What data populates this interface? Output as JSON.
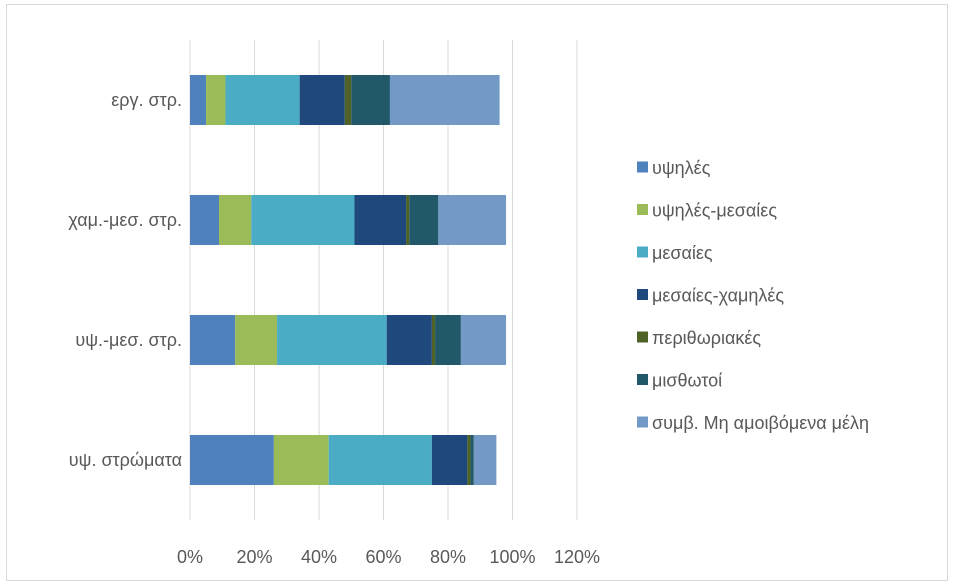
{
  "chart_data": {
    "type": "bar",
    "orientation": "horizontal",
    "stacked": true,
    "categories": [
      "υψ. στρώματα",
      "υψ.-μεσ. στρ.",
      "χαμ.-μεσ. στρ.",
      "εργ. στρ."
    ],
    "x_ticks": [
      "0%",
      "20%",
      "40%",
      "60%",
      "80%",
      "100%",
      "120%"
    ],
    "xlim": [
      0,
      120
    ],
    "grid": "vertical",
    "legend_position": "right",
    "series": [
      {
        "name": "υψηλές",
        "color": "#4f81bd",
        "values": [
          26,
          14,
          9,
          5
        ]
      },
      {
        "name": "υψηλές-μεσαίες",
        "color": "#9bbb59",
        "values": [
          17,
          13,
          10,
          6
        ]
      },
      {
        "name": "μεσαίες",
        "color": "#4bacc6",
        "values": [
          32,
          34,
          32,
          23
        ]
      },
      {
        "name": "μεσαίες-χαμηλές",
        "color": "#1f497d",
        "values": [
          11,
          14,
          16,
          14
        ]
      },
      {
        "name": "περιθωριακές",
        "color": "#4f6228",
        "values": [
          1,
          1,
          1,
          2
        ]
      },
      {
        "name": "μισθωτοί",
        "color": "#215968",
        "values": [
          1,
          8,
          9,
          12
        ]
      },
      {
        "name": "συμβ. Μη αμοιβόμενα μέλη",
        "color": "#7399c6",
        "values": [
          7,
          14,
          21,
          34
        ]
      }
    ]
  }
}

## Direction:
Output a faithful copy of the data, with each picture left out.

## Response to the task:
What data populates this interface? Output as JSON.
{
  "chart_data": {
    "type": "bar",
    "orientation": "horizontal",
    "stacked": true,
    "categories": [
      "υψ. στρώματα",
      "υψ.-μεσ. στρ.",
      "χαμ.-μεσ. στρ.",
      "εργ. στρ."
    ],
    "x_ticks": [
      "0%",
      "20%",
      "40%",
      "60%",
      "80%",
      "100%",
      "120%"
    ],
    "xlim": [
      0,
      120
    ],
    "grid": "vertical",
    "legend_position": "right",
    "series": [
      {
        "name": "υψηλές",
        "color": "#4f81bd",
        "values": [
          26,
          14,
          9,
          5
        ]
      },
      {
        "name": "υψηλές-μεσαίες",
        "color": "#9bbb59",
        "values": [
          17,
          13,
          10,
          6
        ]
      },
      {
        "name": "μεσαίες",
        "color": "#4bacc6",
        "values": [
          32,
          34,
          32,
          23
        ]
      },
      {
        "name": "μεσαίες-χαμηλές",
        "color": "#1f497d",
        "values": [
          11,
          14,
          16,
          14
        ]
      },
      {
        "name": "περιθωριακές",
        "color": "#4f6228",
        "values": [
          1,
          1,
          1,
          2
        ]
      },
      {
        "name": "μισθωτοί",
        "color": "#215968",
        "values": [
          1,
          8,
          9,
          12
        ]
      },
      {
        "name": "συμβ. Μη αμοιβόμενα μέλη",
        "color": "#7399c6",
        "values": [
          7,
          14,
          21,
          34
        ]
      }
    ]
  }
}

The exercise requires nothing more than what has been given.